*Dataset entries*
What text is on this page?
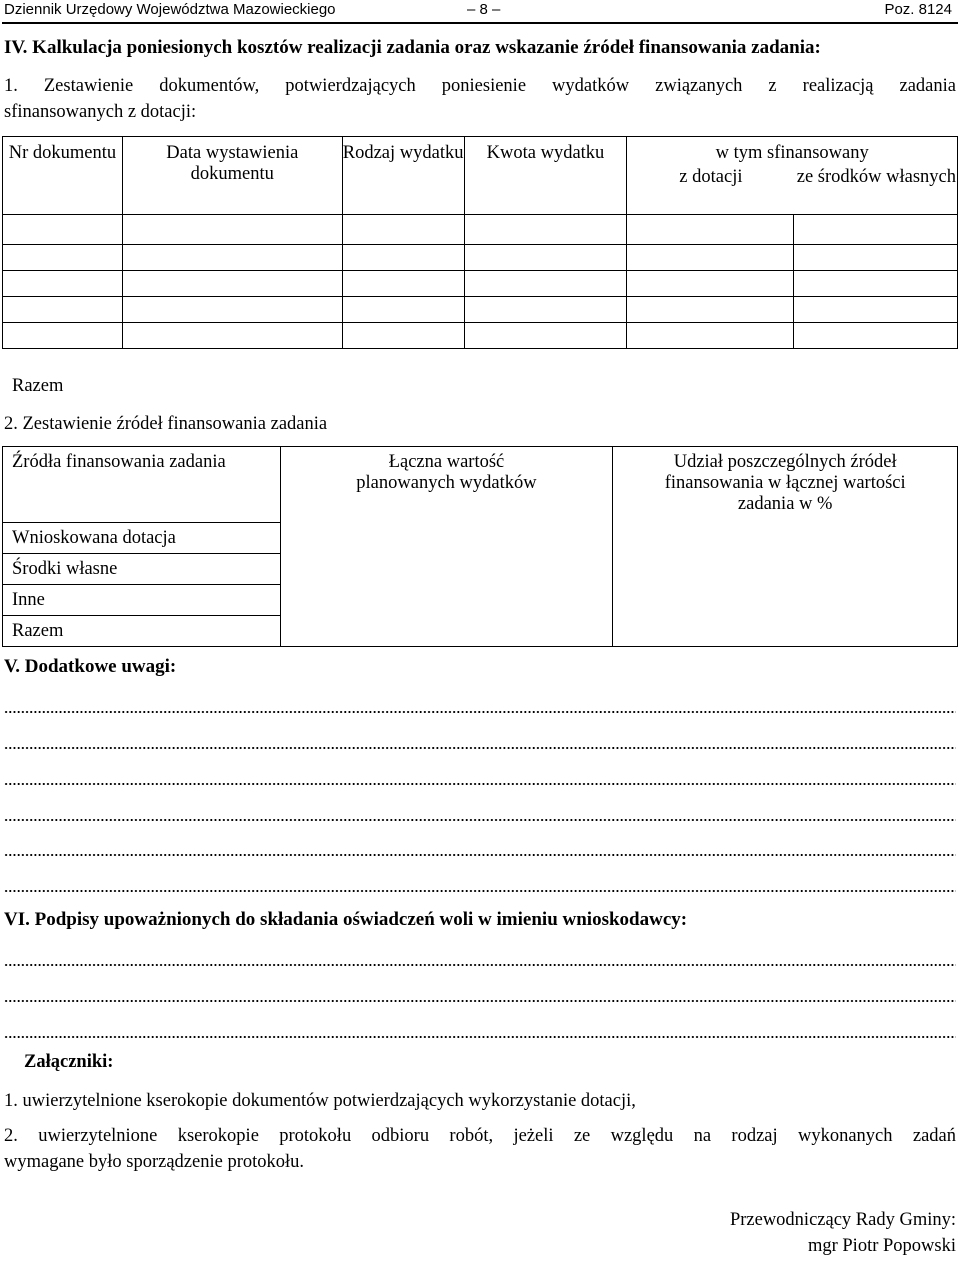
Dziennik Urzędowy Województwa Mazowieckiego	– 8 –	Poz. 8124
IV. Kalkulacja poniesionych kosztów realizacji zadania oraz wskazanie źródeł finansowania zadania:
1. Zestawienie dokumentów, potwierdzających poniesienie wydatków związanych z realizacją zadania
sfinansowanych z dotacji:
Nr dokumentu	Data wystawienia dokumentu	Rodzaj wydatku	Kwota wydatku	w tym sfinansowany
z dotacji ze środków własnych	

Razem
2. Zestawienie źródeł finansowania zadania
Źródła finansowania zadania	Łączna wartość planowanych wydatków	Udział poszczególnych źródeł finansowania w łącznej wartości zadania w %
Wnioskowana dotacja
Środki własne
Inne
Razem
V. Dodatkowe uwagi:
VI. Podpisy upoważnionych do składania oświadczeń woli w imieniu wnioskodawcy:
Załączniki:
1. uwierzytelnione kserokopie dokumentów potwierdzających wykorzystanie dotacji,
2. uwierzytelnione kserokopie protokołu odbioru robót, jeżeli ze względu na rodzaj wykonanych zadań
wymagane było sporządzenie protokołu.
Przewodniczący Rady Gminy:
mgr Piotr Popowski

*SET TASK*
Print each entry shown above with exact wording and no pictures.

*EXERCISE OUTPUT*
What text is on this page?
Dziennik Urzędowy Województwa Mazowieckiego	– 8 –	Poz. 8124
IV. Kalkulacja poniesionych kosztów realizacji zadania oraz wskazanie źródeł finansowania zadania:
1. Zestawienie dokumentów, potwierdzających poniesienie wydatków związanych z realizacją zadania
sfinansowanych z dotacji:
Nr dokumentu	Data wystawienia dokumentu	Rodzaj wydatku	Kwota wydatku	w tym sfinansowany
z dotacji ze środków własnych	

Razem
2. Zestawienie źródeł finansowania zadania
Źródła finansowania zadania	Łączna wartość planowanych wydatków	Udział poszczególnych źródeł finansowania w łącznej wartości zadania w %
Wnioskowana dotacja
Środki własne
Inne
Razem
V. Dodatkowe uwagi:
VI. Podpisy upoważnionych do składania oświadczeń woli w imieniu wnioskodawcy:
Załączniki:
1. uwierzytelnione kserokopie dokumentów potwierdzających wykorzystanie dotacji,
2. uwierzytelnione kserokopie protokołu odbioru robót, jeżeli ze względu na rodzaj wykonanych zadań
wymagane było sporządzenie protokołu.
Przewodniczący Rady Gminy:
mgr Piotr Popowski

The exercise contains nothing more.